## Start Information supplied

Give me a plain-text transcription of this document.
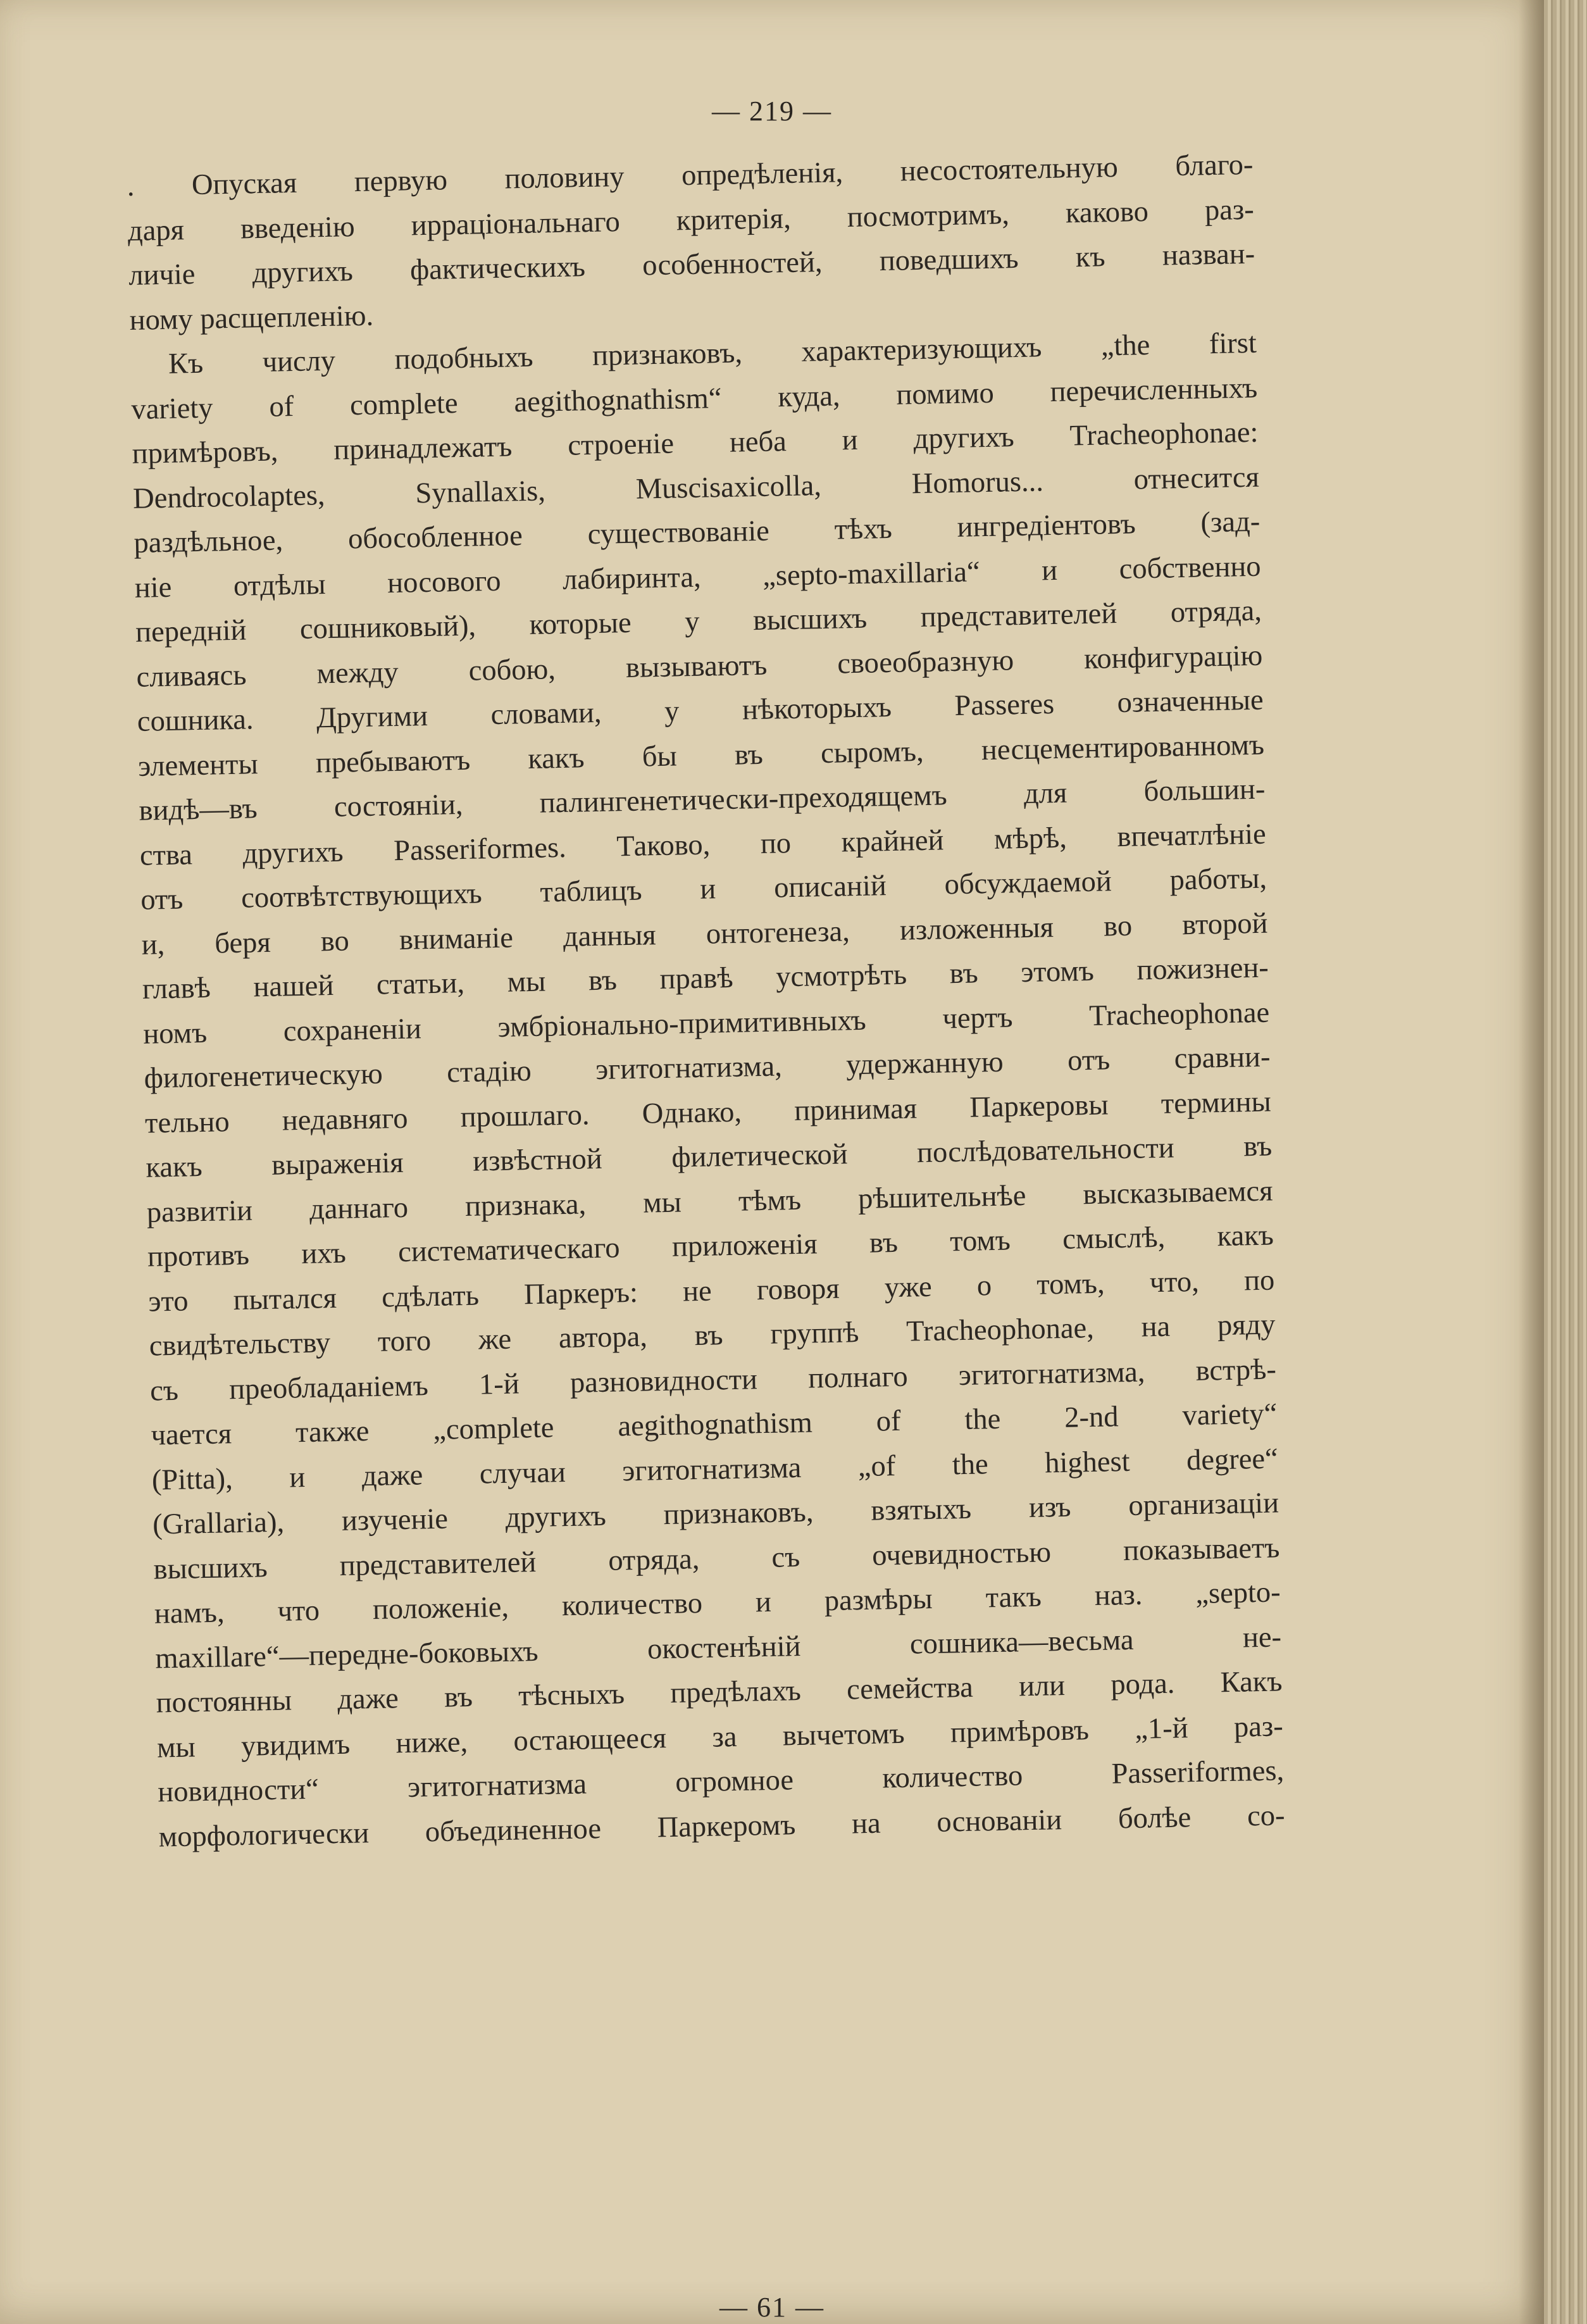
— 219 —
. Опуская первую половину опредѣленія, несостоятельную благо-
даря введенію ирраціональнаго критерія, посмотримъ, каково раз-
личіе другихъ фактическихъ особенностей, поведшихъ къ назван-
ному расщепленію.
Къ числу подобныхъ признаковъ, характеризующихъ „the first
variety of complete aegithognathism“ куда, помимо перечисленныхъ
примѣровъ, принадлежатъ строеніе неба и другихъ Tracheophonae:
Dendrocolaptes, Synallaxis, Muscisaxicolla, Homorus... отнесится
раздѣльное, обособленное существованіе тѣхъ ингредіентовъ (зад-
ніе отдѣлы носового лабиринта, „septo-maxillaria“ и собственно
передній сошниковый), которые у высшихъ представителей отряда,
сливаясь между собою, вызываютъ своеобразную конфигурацію
сошника. Другими словами, у нѣкоторыхъ Passeres означенные
элементы пребываютъ какъ бы въ сыромъ, несцементированномъ
видѣ—въ состояніи, палингенетически-преходящемъ для большин-
ства другихъ Passeriformes. Таково, по крайней мѣрѣ, впечатлѣніе
отъ соотвѣтствующихъ таблицъ и описаній обсуждаемой работы,
и, беря во вниманіе данныя онтогенеза, изложенныя во второй
главѣ нашей статьи, мы въ правѣ усмотрѣть въ этомъ пожизнен-
номъ сохраненіи эмбріонально-примитивныхъ чертъ Tracheophonae
филогенетическую стадію эгитогнатизма, удержанную отъ сравни-
тельно недавняго прошлаго. Однако, принимая Паркеровы термины
какъ выраженія извѣстной филетической послѣдовательности въ
развитіи даннаго признака, мы тѣмъ рѣшительнѣе высказываемся
противъ ихъ систематическаго приложенія въ томъ смыслѣ, какъ
это пытался сдѣлать Паркеръ: не говоря уже о томъ, что, по
свидѣтельству того же автора, въ группѣ Tracheophonae, на ряду
съ преобладаніемъ 1-й разновидности полнаго эгитогнатизма, встрѣ-
чается также „complete aegithognathism of the 2-nd variety“
(Pitta), и даже случаи эгитогнатизма „of the highest degree“
(Grallaria), изученіе другихъ признаковъ, взятыхъ изъ организаціи
высшихъ представителей отряда, съ очевидностью показываетъ
намъ, что положеніе, количество и размѣры такъ наз. „septo-
maxillare“—передне-боковыхъ окостенѣній сошника—весьма не-
постоянны даже въ тѣсныхъ предѣлахъ семейства или рода. Какъ
мы увидимъ ниже, остающееся за вычетомъ примѣровъ „1-й раз-
новидности“ эгитогнатизма огромное количество Passeriformes,
морфологически объединенное Паркеромъ на основаніи болѣе со-
— 61 —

## End Information supplied

Challenge:
Find the word "Tracheophonae" and list each line it appears in.

The output:
примѣровъ, принадлежатъ строеніе неба и другихъ Tracheophonae:
номъ сохраненіи эмбріонально-примитивныхъ чертъ Tracheophonae
свидѣтельству того же автора, въ группѣ Tracheophonae, на ряду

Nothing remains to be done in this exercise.